Directions: Search the data below for "István"; list each line that holds it.

Material supplied:
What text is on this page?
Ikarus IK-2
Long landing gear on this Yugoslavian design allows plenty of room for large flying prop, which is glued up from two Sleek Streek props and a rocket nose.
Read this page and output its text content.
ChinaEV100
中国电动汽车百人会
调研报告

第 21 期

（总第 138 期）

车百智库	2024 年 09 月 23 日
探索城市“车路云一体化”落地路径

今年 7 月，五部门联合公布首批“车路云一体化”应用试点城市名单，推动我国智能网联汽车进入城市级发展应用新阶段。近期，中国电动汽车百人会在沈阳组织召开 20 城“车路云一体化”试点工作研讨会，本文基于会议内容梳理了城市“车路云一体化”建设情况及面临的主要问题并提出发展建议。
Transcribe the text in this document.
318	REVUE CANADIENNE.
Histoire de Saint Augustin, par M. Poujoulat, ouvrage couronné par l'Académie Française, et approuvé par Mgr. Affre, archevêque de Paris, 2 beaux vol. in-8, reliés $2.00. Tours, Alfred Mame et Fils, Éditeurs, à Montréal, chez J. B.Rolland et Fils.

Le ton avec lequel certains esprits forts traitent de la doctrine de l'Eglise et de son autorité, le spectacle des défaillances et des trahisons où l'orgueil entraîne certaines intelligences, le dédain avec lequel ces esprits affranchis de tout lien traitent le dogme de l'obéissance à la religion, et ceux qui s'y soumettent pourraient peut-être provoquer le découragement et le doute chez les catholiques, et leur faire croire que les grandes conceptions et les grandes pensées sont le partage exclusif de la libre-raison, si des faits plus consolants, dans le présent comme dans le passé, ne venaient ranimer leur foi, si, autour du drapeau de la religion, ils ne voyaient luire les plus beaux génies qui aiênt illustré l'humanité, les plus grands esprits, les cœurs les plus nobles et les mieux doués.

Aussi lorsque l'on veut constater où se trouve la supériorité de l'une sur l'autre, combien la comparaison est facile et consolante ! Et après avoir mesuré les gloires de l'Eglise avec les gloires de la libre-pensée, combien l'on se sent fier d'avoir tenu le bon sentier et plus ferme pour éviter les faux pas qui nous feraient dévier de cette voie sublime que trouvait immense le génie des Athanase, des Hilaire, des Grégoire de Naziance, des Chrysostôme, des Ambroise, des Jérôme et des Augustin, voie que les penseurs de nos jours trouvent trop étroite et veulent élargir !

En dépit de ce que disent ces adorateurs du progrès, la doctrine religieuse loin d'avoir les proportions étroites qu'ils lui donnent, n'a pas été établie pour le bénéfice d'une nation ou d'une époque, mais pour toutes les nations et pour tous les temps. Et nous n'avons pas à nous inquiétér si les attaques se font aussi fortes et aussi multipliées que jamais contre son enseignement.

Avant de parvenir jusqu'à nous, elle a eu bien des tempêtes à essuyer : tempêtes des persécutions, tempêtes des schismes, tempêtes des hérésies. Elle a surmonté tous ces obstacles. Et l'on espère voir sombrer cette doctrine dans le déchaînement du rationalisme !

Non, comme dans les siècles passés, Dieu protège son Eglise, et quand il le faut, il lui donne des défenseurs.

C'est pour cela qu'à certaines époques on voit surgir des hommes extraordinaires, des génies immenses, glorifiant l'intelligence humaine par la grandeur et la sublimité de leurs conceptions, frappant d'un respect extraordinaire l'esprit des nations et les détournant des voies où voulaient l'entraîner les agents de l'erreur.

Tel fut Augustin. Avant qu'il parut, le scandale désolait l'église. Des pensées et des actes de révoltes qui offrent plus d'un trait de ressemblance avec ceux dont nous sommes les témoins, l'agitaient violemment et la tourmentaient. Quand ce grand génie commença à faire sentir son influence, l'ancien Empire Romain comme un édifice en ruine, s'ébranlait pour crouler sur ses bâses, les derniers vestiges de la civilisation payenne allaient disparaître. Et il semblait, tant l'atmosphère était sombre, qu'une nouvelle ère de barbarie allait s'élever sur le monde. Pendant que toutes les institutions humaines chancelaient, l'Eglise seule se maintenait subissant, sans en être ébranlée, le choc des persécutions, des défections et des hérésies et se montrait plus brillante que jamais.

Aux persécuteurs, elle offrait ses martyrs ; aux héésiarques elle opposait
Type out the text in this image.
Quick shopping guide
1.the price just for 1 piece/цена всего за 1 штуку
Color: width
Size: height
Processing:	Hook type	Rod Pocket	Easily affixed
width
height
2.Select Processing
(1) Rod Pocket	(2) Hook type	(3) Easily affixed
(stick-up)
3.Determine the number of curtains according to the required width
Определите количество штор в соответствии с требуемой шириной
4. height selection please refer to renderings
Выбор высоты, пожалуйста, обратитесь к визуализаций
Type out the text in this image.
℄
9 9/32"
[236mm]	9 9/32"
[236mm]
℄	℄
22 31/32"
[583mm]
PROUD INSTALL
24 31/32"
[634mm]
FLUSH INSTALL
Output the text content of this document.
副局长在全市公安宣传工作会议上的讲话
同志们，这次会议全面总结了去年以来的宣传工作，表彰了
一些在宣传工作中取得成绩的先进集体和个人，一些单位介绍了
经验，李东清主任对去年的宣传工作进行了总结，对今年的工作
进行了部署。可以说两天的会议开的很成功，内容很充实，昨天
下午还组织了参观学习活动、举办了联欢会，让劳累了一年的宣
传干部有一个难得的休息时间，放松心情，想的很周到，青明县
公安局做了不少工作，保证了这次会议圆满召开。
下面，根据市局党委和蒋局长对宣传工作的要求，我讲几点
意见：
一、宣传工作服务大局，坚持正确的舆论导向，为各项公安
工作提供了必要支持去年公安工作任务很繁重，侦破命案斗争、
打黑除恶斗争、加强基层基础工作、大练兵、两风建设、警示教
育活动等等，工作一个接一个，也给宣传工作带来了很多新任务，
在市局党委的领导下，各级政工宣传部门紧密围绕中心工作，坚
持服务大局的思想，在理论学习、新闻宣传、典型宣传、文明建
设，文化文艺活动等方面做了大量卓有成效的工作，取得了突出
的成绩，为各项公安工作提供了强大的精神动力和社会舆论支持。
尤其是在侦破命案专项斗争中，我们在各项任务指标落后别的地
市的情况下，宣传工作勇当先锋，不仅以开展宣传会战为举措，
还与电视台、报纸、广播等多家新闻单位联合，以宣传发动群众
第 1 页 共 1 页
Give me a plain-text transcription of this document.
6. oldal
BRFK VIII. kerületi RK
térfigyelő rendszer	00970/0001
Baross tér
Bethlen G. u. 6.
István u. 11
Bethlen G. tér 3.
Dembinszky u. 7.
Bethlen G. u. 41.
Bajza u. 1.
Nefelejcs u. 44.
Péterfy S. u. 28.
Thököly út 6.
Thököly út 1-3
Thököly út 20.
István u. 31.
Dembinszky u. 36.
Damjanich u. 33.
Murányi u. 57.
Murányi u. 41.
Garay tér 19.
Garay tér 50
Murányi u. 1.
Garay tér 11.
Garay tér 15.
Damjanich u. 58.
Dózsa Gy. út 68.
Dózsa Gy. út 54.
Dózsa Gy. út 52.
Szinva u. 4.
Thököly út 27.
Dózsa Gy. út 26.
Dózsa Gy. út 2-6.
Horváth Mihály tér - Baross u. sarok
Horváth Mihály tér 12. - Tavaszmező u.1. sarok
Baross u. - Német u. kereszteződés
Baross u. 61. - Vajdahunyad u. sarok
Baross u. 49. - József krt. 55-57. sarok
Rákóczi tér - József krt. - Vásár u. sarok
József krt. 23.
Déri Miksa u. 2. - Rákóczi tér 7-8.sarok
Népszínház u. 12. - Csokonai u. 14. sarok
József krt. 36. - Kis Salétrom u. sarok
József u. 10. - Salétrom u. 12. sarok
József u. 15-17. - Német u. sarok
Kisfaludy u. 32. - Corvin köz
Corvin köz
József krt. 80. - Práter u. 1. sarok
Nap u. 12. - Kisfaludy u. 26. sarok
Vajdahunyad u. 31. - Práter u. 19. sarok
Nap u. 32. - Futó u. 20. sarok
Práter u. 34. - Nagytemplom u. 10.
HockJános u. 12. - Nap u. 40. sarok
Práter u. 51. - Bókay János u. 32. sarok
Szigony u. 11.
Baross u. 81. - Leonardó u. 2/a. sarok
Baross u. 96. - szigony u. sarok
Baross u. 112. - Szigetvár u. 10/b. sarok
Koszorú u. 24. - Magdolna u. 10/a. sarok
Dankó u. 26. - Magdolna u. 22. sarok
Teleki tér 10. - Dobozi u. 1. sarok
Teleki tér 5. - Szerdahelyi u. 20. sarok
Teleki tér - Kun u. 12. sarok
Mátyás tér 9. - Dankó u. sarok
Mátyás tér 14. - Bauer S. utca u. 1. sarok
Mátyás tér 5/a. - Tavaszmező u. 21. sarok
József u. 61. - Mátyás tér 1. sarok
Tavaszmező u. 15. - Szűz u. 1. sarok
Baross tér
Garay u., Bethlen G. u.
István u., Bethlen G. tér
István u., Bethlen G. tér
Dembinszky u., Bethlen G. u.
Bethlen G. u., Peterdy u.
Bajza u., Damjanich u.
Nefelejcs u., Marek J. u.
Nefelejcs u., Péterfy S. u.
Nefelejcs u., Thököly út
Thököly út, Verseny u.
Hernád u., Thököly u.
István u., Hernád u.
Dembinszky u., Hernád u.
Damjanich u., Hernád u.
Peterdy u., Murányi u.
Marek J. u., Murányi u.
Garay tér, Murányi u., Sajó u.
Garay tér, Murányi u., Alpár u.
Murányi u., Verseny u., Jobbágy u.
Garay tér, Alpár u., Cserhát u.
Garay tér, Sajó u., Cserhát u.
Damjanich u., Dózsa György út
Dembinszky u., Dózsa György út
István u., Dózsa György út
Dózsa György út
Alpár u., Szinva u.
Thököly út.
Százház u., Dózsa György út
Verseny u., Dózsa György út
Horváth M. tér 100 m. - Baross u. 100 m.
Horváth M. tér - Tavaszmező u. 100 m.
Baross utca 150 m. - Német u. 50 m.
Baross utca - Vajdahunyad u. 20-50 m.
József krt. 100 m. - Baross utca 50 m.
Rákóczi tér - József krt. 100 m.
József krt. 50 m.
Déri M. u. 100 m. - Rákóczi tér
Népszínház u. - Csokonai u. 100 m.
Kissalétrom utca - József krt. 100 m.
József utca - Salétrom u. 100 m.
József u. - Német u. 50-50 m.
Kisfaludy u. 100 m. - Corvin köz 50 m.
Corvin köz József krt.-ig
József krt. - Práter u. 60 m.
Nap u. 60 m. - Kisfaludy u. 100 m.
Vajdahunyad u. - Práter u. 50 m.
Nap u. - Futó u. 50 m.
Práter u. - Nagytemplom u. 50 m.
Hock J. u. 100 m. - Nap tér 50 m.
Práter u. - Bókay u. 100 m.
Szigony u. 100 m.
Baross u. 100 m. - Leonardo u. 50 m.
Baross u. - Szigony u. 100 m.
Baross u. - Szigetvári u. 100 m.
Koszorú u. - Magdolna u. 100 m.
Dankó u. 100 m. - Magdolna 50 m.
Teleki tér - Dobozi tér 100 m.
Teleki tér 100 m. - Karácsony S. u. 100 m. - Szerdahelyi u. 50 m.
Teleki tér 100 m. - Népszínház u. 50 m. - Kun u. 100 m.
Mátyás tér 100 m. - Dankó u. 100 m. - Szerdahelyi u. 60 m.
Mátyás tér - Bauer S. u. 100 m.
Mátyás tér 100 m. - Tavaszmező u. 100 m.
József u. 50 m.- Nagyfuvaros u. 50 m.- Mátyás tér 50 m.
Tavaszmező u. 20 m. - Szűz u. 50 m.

Result of the task:
István u. 11
István u. 31.
István u., Bethlen G. tér
István u., Bethlen G. tér
István u., Hernád u.
István u., Dózsa György út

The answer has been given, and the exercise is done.